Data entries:
-------

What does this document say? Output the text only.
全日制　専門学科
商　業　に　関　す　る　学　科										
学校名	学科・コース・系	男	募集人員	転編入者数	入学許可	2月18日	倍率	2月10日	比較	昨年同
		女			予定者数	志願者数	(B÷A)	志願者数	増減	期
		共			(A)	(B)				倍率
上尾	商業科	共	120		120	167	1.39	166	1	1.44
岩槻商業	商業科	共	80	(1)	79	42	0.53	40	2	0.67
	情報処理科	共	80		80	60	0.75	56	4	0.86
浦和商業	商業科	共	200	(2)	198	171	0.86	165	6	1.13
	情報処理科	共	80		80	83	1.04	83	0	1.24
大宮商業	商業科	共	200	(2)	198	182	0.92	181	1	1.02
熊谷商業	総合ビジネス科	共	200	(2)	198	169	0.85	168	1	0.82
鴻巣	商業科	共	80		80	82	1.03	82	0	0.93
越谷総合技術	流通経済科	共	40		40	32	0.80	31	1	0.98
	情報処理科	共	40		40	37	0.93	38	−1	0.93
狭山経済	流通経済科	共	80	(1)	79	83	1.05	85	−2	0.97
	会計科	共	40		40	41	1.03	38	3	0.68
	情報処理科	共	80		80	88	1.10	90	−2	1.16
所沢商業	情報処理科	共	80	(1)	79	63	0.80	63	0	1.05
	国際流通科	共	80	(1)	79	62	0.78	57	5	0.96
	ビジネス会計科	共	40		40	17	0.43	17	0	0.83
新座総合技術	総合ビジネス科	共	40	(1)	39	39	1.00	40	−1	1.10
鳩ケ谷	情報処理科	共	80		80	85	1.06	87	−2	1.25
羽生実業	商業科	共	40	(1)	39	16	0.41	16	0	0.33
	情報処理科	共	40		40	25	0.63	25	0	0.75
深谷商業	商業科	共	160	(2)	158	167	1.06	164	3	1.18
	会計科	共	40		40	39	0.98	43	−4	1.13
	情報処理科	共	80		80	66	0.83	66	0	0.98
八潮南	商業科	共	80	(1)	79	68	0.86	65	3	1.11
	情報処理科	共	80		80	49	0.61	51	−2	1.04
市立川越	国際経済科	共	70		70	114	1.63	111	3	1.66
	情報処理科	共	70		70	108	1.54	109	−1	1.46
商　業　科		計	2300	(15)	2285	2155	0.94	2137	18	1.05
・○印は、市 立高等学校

-------

WHAT IS NEEDED: Across all the entries, count the lines that contain the word "情報処理科" and give the number by itself.

WRITTEN SOLUTION: 10